__The request__: Repeat each entry in full, exactly.
Start of Supplied information
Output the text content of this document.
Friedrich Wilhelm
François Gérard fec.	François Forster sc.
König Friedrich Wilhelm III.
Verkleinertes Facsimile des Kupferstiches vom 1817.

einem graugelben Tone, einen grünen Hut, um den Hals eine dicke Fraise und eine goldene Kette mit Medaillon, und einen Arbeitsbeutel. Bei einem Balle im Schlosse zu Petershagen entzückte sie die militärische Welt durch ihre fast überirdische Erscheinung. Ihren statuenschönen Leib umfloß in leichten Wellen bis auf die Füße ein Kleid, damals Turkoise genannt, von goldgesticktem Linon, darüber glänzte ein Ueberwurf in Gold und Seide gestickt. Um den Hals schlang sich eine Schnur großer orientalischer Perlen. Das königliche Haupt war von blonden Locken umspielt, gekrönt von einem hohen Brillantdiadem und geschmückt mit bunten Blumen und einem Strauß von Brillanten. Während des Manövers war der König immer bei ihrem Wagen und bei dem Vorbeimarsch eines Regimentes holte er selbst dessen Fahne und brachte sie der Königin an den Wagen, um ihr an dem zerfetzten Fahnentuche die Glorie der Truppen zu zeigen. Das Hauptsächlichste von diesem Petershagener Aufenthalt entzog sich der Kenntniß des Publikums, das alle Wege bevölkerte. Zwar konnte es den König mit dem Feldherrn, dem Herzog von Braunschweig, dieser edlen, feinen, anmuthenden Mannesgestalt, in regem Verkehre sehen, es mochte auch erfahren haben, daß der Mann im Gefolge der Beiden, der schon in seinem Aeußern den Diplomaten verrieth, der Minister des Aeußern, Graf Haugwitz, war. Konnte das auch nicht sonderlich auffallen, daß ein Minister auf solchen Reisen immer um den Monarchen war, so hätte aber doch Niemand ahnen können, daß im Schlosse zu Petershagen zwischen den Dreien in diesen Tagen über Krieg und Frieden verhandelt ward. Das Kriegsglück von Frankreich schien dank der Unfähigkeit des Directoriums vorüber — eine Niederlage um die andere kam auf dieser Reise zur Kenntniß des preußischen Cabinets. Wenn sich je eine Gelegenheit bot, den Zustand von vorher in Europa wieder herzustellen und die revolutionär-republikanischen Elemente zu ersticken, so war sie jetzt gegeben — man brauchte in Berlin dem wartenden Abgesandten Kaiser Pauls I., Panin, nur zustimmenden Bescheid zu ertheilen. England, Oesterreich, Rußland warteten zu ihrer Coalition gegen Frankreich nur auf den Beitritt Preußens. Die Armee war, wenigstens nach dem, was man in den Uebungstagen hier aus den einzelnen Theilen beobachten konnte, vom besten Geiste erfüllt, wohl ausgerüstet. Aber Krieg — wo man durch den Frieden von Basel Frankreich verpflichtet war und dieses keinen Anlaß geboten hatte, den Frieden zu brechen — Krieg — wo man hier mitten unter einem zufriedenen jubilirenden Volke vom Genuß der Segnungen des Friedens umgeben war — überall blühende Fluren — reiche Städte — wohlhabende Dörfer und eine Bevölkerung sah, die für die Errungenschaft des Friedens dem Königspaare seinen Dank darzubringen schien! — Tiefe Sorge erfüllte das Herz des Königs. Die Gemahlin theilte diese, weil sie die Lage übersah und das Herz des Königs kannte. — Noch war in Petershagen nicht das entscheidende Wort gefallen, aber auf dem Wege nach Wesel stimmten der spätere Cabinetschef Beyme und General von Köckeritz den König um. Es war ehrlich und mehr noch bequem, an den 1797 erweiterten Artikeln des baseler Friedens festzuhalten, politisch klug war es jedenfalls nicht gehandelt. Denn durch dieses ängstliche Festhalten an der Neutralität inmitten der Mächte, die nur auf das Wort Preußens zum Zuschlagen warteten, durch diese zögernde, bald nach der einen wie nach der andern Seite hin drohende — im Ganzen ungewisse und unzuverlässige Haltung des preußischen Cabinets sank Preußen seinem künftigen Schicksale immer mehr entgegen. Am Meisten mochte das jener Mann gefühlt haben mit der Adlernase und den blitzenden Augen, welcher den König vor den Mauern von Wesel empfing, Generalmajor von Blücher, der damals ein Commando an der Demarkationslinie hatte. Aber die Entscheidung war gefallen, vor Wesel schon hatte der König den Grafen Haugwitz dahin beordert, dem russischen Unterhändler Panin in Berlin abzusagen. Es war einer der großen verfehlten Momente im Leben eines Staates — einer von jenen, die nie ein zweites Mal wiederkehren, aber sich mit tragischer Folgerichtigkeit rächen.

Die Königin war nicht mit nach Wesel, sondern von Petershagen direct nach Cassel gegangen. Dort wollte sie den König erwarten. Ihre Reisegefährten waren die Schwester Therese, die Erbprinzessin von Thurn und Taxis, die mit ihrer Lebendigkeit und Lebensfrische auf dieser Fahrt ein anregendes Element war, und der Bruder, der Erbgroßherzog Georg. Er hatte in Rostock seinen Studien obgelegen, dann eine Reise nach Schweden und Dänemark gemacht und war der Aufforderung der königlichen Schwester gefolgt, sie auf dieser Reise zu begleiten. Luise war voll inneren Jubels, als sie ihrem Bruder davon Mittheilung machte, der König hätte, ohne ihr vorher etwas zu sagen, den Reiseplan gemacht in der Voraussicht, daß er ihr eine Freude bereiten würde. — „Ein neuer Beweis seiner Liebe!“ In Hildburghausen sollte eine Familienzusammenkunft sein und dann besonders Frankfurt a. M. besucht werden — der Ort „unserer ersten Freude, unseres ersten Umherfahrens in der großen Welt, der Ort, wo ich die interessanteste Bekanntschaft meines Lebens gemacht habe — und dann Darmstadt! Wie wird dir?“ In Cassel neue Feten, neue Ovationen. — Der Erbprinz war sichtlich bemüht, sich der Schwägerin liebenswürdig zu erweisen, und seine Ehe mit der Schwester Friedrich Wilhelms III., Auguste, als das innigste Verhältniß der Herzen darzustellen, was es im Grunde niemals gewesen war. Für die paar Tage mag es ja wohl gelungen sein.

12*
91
End of Supplied information
__Answer to this exercise__:
Output the text content of this document.
Friedrich Wilhelm
François Gérard fec.	François Forster sc.
König Friedrich Wilhelm III.
Verkleinertes Facsimile des Kupferstiches vom 1817.

einem graugelben Tone, einen grünen Hut, um den Hals eine dicke Fraise und eine goldene Kette mit Medaillon, und einen Arbeitsbeutel. Bei einem Balle im Schlosse zu Petershagen entzückte sie die militärische Welt durch ihre fast überirdische Erscheinung. Ihren statuenschönen Leib umfloß in leichten Wellen bis auf die Füße ein Kleid, damals Turkoise genannt, von goldgesticktem Linon, darüber glänzte ein Ueberwurf in Gold und Seide gestickt. Um den Hals schlang sich eine Schnur großer orientalischer Perlen. Das königliche Haupt war von blonden Locken umspielt, gekrönt von einem hohen Brillantdiadem und geschmückt mit bunten Blumen und einem Strauß von Brillanten. Während des Manövers war der König immer bei ihrem Wagen und bei dem Vorbeimarsch eines Regimentes holte er selbst dessen Fahne und brachte sie der Königin an den Wagen, um ihr an dem zerfetzten Fahnentuche die Glorie der Truppen zu zeigen. Das Hauptsächlichste von diesem Petershagener Aufenthalt entzog sich der Kenntniß des Publikums, das alle Wege bevölkerte. Zwar konnte es den König mit dem Feldherrn, dem Herzog von Braunschweig, dieser edlen, feinen, anmuthenden Mannesgestalt, in regem Verkehre sehen, es mochte auch erfahren haben, daß der Mann im Gefolge der Beiden, der schon in seinem Aeußern den Diplomaten verrieth, der Minister des Aeußern, Graf Haugwitz, war. Konnte das auch nicht sonderlich auffallen, daß ein Minister auf solchen Reisen immer um den Monarchen war, so hätte aber doch Niemand ahnen können, daß im Schlosse zu Petershagen zwischen den Dreien in diesen Tagen über Krieg und Frieden verhandelt ward. Das Kriegsglück von Frankreich schien dank der Unfähigkeit des Directoriums vorüber — eine Niederlage um die andere kam auf dieser Reise zur Kenntniß des preußischen Cabinets. Wenn sich je eine Gelegenheit bot, den Zustand von vorher in Europa wieder herzustellen und die revolutionär-republikanischen Elemente zu ersticken, so war sie jetzt gegeben — man brauchte in Berlin dem wartenden Abgesandten Kaiser Pauls I., Panin, nur zustimmenden Bescheid zu ertheilen. England, Oesterreich, Rußland warteten zu ihrer Coalition gegen Frankreich nur auf den Beitritt Preußens. Die Armee war, wenigstens nach dem, was man in den Uebungstagen hier aus den einzelnen Theilen beobachten konnte, vom besten Geiste erfüllt, wohl ausgerüstet. Aber Krieg — wo man durch den Frieden von Basel Frankreich verpflichtet war und dieses keinen Anlaß geboten hatte, den Frieden zu brechen — Krieg — wo man hier mitten unter einem zufriedenen jubilirenden Volke vom Genuß der Segnungen des Friedens umgeben war — überall blühende Fluren — reiche Städte — wohlhabende Dörfer und eine Bevölkerung sah, die für die Errungenschaft des Friedens dem Königspaare seinen Dank darzubringen schien! — Tiefe Sorge erfüllte das Herz des Königs. Die Gemahlin theilte diese, weil sie die Lage übersah und das Herz des Königs kannte. — Noch war in Petershagen nicht das entscheidende Wort gefallen, aber auf dem Wege nach Wesel stimmten der spätere Cabinetschef Beyme und General von Köckeritz den König um. Es war ehrlich und mehr noch bequem, an den 1797 erweiterten Artikeln des baseler Friedens festzuhalten, politisch klug war es jedenfalls nicht gehandelt. Denn durch dieses ängstliche Festhalten an der Neutralität inmitten der Mächte, die nur auf das Wort Preußens zum Zuschlagen warteten, durch diese zögernde, bald nach der einen wie nach der andern Seite hin drohende — im Ganzen ungewisse und unzuverlässige Haltung des preußischen Cabinets sank Preußen seinem künftigen Schicksale immer mehr entgegen. Am Meisten mochte das jener Mann gefühlt haben mit der Adlernase und den blitzenden Augen, welcher den König vor den Mauern von Wesel empfing, Generalmajor von Blücher, der damals ein Commando an der Demarkationslinie hatte. Aber die Entscheidung war gefallen, vor Wesel schon hatte der König den Grafen Haugwitz dahin beordert, dem russischen Unterhändler Panin in Berlin abzusagen. Es war einer der großen verfehlten Momente im Leben eines Staates — einer von jenen, die nie ein zweites Mal wiederkehren, aber sich mit tragischer Folgerichtigkeit rächen.

Die Königin war nicht mit nach Wesel, sondern von Petershagen direct nach Cassel gegangen. Dort wollte sie den König erwarten. Ihre Reisegefährten waren die Schwester Therese, die Erbprinzessin von Thurn und Taxis, die mit ihrer Lebendigkeit und Lebensfrische auf dieser Fahrt ein anregendes Element war, und der Bruder, der Erbgroßherzog Georg. Er hatte in Rostock seinen Studien obgelegen, dann eine Reise nach Schweden und Dänemark gemacht und war der Aufforderung der königlichen Schwester gefolgt, sie auf dieser Reise zu begleiten. Luise war voll inneren Jubels, als sie ihrem Bruder davon Mittheilung machte, der König hätte, ohne ihr vorher etwas zu sagen, den Reiseplan gemacht in der Voraussicht, daß er ihr eine Freude bereiten würde. — „Ein neuer Beweis seiner Liebe!“ In Hildburghausen sollte eine Familienzusammenkunft sein und dann besonders Frankfurt a. M. besucht werden — der Ort „unserer ersten Freude, unseres ersten Umherfahrens in der großen Welt, der Ort, wo ich die interessanteste Bekanntschaft meines Lebens gemacht habe — und dann Darmstadt! Wie wird dir?“ In Cassel neue Feten, neue Ovationen. — Der Erbprinz war sichtlich bemüht, sich der Schwägerin liebenswürdig zu erweisen, und seine Ehe mit der Schwester Friedrich Wilhelms III., Auguste, als das innigste Verhältniß der Herzen darzustellen, was es im Grunde niemals gewesen war. Für die paar Tage mag es ja wohl gelungen sein.

12*
91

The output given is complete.